#### Aim of the exercise:
Return the following lines verbatim, starting at the line that contains "Patent image size: (490, 415)." and ending at the line that contains "The subterranean formation 102 is", both included.

#### Data shown:

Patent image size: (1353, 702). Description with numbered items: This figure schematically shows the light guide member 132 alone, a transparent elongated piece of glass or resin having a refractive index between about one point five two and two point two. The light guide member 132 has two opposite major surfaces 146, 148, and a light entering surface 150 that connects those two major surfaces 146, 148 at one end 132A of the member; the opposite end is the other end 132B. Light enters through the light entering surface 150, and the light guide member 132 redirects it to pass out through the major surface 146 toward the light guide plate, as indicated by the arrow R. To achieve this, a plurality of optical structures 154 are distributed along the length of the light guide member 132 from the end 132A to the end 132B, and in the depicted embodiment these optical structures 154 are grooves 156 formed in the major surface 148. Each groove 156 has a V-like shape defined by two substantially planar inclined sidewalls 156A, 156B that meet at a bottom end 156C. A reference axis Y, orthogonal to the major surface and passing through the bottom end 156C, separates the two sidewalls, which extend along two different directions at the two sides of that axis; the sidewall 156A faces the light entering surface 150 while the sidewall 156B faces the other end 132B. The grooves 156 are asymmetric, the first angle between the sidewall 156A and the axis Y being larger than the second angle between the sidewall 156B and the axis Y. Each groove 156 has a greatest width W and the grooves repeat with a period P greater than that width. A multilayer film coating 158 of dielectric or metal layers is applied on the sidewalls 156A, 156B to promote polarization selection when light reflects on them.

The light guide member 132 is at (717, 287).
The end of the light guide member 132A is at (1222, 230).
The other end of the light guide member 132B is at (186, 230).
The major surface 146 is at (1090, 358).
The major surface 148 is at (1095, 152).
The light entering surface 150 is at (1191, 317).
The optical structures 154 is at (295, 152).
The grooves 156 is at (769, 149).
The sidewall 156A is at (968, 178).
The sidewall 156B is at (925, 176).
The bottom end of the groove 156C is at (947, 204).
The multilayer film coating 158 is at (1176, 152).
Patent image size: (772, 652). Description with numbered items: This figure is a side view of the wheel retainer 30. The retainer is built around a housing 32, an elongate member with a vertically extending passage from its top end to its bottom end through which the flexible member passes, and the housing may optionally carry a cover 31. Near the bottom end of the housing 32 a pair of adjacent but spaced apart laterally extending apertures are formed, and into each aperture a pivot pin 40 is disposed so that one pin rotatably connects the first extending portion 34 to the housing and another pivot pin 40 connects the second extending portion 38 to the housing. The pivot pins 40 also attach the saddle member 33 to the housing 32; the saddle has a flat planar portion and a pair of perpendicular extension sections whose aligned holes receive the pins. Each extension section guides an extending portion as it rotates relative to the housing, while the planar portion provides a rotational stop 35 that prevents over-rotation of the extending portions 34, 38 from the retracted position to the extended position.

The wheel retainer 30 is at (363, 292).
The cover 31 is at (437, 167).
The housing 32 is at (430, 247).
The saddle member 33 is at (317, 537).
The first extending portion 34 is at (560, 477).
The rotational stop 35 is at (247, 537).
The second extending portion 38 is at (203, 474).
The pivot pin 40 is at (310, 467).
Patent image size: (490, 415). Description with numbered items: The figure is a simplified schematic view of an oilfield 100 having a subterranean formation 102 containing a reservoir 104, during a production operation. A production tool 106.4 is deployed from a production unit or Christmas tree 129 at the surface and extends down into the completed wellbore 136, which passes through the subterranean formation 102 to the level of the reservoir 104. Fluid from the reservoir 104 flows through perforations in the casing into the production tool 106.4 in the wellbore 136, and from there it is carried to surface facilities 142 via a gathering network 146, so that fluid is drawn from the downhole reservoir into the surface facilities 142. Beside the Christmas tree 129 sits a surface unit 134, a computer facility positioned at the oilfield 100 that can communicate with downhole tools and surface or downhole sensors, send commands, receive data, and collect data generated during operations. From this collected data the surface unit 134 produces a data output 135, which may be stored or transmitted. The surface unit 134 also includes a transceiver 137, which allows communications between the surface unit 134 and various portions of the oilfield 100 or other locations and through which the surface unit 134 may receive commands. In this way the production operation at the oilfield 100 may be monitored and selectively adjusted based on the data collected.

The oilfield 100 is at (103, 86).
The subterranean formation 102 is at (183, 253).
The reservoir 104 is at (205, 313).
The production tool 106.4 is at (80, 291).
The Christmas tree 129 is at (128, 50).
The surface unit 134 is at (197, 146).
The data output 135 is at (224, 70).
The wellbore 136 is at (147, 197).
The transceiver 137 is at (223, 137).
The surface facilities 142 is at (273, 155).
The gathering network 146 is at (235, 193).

#### Solution to this problem:
Patent image size: (490, 415). Description with numbered items: The figure is a simplified schematic view of an oilfield 100 having a subterranean formation 102 containing a reservoir 104, during a production operation. A production tool 106.4 is deployed from a production unit or Christmas tree 129 at the surface and extends down into the completed wellbore 136, which passes through the subterranean formation 102 to the level of the reservoir 104. Fluid from the reservoir 104 flows through perforations in the casing into the production tool 106.4 in the wellbore 136, and from there it is carried to surface facilities 142 via a gathering network 146, so that fluid is drawn from the downhole reservoir into the surface facilities 142. Beside the Christmas tree 129 sits a surface unit 134, a computer facility positioned at the oilfield 100 that can communicate with downhole tools and surface or downhole sensors, send commands, receive data, and collect data generated during operations. From this collected data the surface unit 134 produces a data output 135, which may be stored or transmitted. The surface unit 134 also includes a transceiver 137, which allows communications between the surface unit 134 and various portions of the oilfield 100 or other locations and through which the surface unit 134 may receive commands. In this way the production operation at the oilfield 100 may be monitored and selectively adjusted based on the data collected.

The oilfield 100 is at (103, 86).
The subterranean formation 102 is at (183, 253).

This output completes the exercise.